Stored records:

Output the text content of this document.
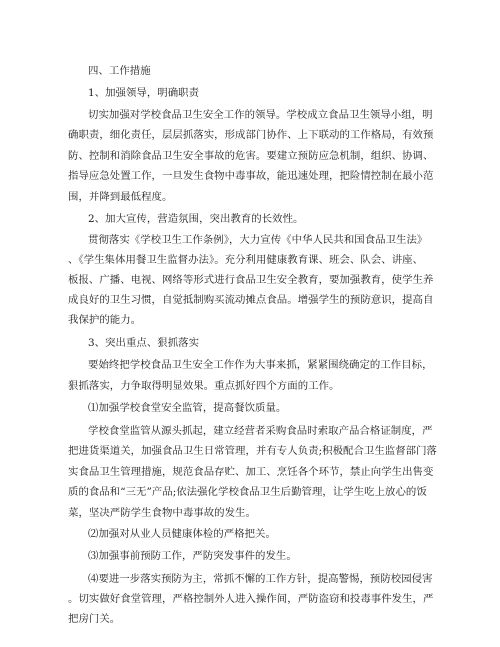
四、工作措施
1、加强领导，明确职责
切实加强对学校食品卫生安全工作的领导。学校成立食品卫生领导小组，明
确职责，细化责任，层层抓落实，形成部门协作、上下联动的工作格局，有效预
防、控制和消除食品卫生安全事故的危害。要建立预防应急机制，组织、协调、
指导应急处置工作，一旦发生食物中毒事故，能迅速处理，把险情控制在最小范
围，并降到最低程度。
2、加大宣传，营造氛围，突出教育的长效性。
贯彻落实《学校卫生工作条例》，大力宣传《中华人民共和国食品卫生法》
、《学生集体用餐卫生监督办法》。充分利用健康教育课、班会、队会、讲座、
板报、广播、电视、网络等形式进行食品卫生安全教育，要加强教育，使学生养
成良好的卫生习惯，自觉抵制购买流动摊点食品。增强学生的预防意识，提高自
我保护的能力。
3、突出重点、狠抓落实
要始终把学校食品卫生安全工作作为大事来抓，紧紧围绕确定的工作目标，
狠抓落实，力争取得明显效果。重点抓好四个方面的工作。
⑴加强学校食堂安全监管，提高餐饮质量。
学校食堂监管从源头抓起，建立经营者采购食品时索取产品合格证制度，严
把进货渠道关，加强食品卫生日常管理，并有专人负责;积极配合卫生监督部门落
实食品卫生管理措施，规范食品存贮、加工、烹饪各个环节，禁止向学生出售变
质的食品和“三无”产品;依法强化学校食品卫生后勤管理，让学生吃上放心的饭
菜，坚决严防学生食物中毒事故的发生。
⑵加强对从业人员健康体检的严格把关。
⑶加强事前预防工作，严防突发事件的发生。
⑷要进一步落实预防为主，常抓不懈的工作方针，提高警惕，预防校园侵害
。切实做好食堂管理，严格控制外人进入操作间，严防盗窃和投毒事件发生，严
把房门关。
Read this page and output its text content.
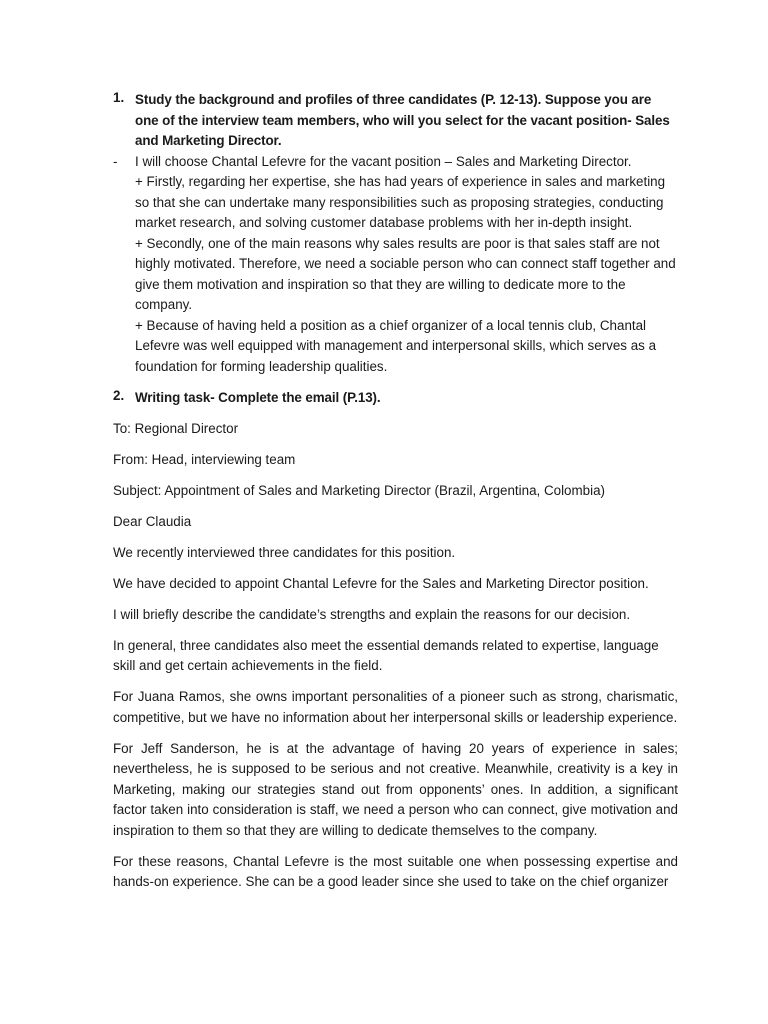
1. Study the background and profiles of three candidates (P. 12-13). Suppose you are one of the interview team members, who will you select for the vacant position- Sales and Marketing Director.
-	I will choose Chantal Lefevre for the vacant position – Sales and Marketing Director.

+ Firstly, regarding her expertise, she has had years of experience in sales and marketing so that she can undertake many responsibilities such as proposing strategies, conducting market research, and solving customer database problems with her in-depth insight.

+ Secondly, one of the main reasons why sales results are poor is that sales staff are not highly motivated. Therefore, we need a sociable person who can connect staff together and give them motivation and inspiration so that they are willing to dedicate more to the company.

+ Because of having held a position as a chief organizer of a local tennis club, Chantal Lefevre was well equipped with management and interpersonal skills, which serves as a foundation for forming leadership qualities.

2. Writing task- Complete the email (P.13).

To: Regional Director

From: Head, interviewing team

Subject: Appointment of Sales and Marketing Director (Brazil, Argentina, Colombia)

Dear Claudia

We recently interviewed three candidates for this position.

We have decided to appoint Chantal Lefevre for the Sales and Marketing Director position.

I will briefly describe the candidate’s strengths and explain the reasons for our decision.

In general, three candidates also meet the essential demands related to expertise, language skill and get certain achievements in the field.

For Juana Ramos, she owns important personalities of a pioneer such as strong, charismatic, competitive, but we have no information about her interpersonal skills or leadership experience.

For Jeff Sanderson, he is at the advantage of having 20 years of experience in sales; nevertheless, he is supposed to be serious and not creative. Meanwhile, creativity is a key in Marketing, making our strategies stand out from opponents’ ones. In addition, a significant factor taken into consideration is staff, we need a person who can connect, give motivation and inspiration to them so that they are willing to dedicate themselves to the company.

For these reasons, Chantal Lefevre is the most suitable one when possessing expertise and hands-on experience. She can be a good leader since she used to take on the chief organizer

◆ Your goal ◆
Give the number of lines above in which the word "have" occurs, with nothing else.

◆ The output ◆
2